Locate the string "Load" throughout the material and copy every line in which it occurs.

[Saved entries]
▼

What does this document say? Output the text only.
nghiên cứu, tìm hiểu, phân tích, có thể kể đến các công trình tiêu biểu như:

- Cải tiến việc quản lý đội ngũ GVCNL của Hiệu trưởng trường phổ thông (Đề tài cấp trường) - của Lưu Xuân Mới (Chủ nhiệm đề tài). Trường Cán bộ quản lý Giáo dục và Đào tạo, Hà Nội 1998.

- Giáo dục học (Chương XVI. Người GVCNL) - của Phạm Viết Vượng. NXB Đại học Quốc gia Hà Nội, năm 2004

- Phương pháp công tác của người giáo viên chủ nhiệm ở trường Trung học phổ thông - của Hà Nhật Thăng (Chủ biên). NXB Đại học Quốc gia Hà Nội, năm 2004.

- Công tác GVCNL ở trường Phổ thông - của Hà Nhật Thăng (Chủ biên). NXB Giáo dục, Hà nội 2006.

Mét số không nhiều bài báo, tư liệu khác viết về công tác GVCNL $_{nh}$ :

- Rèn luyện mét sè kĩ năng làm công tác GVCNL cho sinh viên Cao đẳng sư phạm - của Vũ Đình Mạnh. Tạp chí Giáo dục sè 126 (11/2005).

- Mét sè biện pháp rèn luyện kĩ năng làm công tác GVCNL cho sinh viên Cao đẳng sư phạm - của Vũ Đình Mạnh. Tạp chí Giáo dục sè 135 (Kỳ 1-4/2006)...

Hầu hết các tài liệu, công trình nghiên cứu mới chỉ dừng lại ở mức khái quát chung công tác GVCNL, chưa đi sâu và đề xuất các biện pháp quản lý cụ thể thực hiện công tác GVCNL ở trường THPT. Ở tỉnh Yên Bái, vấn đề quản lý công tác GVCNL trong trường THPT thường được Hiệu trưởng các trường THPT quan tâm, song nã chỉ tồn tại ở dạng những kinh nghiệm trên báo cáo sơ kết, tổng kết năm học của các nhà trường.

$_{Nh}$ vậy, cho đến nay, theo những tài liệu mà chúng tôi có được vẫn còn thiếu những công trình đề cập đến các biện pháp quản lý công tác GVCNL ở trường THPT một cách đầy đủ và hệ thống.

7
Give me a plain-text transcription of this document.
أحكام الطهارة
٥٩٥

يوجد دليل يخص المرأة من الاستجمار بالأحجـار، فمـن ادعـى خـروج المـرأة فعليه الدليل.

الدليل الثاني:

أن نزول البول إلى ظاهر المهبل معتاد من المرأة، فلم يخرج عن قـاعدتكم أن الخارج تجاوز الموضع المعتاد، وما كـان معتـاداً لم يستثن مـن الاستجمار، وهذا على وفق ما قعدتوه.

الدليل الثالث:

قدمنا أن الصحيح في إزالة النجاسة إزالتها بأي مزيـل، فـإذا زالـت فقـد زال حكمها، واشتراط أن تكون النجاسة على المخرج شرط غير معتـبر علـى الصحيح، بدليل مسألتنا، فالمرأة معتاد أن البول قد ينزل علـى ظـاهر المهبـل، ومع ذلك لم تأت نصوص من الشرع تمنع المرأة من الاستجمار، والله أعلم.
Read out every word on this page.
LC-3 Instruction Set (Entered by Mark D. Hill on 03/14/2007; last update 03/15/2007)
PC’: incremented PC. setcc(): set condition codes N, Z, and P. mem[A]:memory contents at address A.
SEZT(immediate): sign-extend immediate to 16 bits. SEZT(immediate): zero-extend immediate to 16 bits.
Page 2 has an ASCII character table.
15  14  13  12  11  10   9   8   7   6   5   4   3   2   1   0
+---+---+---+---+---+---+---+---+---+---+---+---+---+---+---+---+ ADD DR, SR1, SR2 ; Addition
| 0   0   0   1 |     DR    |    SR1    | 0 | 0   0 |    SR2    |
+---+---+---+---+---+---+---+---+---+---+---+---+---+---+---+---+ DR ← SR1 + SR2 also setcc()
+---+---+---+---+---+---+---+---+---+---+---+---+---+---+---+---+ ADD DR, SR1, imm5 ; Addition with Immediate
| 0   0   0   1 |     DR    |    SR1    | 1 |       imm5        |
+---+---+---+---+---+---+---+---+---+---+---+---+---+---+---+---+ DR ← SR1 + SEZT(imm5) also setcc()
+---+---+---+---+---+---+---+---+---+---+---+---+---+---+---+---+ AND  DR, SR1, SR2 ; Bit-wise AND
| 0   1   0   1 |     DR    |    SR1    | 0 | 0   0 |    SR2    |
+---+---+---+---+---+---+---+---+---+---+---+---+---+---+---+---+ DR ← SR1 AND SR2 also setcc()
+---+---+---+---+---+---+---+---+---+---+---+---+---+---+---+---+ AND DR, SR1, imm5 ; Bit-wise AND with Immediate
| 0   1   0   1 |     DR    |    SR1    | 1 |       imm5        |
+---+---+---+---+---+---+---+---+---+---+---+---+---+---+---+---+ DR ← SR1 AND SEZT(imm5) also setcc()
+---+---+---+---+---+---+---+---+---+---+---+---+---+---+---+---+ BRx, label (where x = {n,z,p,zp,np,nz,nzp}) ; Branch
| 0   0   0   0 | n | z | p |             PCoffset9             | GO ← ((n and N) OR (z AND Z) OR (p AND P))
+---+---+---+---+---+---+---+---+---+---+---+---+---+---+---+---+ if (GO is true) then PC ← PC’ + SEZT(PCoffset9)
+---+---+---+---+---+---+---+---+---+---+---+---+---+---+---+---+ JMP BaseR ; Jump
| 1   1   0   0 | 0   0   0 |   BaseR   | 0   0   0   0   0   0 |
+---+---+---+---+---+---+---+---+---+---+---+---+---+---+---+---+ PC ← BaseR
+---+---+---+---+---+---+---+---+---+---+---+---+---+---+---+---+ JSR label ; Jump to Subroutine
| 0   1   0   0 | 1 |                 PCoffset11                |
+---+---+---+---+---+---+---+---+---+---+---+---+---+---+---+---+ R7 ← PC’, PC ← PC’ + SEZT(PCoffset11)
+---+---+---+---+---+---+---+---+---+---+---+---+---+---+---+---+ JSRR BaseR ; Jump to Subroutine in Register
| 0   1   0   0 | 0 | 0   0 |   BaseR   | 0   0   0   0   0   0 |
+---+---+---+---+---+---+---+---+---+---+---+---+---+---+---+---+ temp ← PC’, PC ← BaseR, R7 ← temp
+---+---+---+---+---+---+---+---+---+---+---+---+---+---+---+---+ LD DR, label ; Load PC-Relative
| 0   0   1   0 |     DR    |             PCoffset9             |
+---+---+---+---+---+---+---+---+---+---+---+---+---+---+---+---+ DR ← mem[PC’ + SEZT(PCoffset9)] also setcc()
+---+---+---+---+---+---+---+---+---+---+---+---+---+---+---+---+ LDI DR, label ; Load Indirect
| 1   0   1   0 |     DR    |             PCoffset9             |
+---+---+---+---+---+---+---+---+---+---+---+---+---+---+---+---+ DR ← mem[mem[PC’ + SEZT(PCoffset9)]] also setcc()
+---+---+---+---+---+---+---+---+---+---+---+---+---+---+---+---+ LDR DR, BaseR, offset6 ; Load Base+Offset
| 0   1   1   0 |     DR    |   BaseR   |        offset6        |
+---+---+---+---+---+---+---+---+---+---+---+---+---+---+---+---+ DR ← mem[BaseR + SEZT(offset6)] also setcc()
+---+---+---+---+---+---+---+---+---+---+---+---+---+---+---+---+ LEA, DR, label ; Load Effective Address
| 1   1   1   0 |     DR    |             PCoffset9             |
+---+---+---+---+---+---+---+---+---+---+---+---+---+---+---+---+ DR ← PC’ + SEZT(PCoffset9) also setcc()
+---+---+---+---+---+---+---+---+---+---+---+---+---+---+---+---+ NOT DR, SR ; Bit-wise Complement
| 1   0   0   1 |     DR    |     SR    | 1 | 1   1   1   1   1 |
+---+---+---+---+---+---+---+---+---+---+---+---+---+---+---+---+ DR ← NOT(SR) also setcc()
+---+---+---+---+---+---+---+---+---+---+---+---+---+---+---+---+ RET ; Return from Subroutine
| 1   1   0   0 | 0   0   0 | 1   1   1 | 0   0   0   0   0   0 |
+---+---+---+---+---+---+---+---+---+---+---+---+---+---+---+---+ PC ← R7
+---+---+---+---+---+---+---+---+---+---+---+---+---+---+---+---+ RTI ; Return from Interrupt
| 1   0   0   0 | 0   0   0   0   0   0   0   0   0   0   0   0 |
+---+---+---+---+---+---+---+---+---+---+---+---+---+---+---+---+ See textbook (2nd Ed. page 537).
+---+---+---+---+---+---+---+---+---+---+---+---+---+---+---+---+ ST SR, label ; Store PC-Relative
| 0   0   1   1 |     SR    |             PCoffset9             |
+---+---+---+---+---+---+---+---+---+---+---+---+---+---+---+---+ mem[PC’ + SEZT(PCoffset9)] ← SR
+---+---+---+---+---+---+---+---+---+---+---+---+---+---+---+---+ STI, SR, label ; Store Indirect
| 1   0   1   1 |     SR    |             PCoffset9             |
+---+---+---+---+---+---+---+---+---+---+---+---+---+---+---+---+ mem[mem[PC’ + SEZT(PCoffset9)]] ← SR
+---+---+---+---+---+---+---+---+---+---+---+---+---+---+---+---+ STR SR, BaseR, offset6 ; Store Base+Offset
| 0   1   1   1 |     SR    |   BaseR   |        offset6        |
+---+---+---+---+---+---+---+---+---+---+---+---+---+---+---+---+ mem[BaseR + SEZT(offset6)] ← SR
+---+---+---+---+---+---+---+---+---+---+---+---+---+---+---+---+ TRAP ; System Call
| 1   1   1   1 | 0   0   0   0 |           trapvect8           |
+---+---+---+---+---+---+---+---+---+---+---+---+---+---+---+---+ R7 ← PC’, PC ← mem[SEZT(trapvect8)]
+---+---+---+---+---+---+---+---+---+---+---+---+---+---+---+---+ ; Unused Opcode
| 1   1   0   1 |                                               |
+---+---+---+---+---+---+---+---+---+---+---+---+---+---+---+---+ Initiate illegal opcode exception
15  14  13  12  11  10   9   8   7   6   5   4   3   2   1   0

▲

EXERCISE OUTPUT:
+---+---+---+---+---+---+---+---+---+---+---+---+---+---+---+---+ LD DR, label ; Load PC-Relative
+---+---+---+---+---+---+---+---+---+---+---+---+---+---+---+---+ LDI DR, label ; Load Indirect
+---+---+---+---+---+---+---+---+---+---+---+---+---+---+---+---+ LDR DR, BaseR, offset6 ; Load Base+Offset
+---+---+---+---+---+---+---+---+---+---+---+---+---+---+---+---+ LEA, DR, label ; Load Effective Address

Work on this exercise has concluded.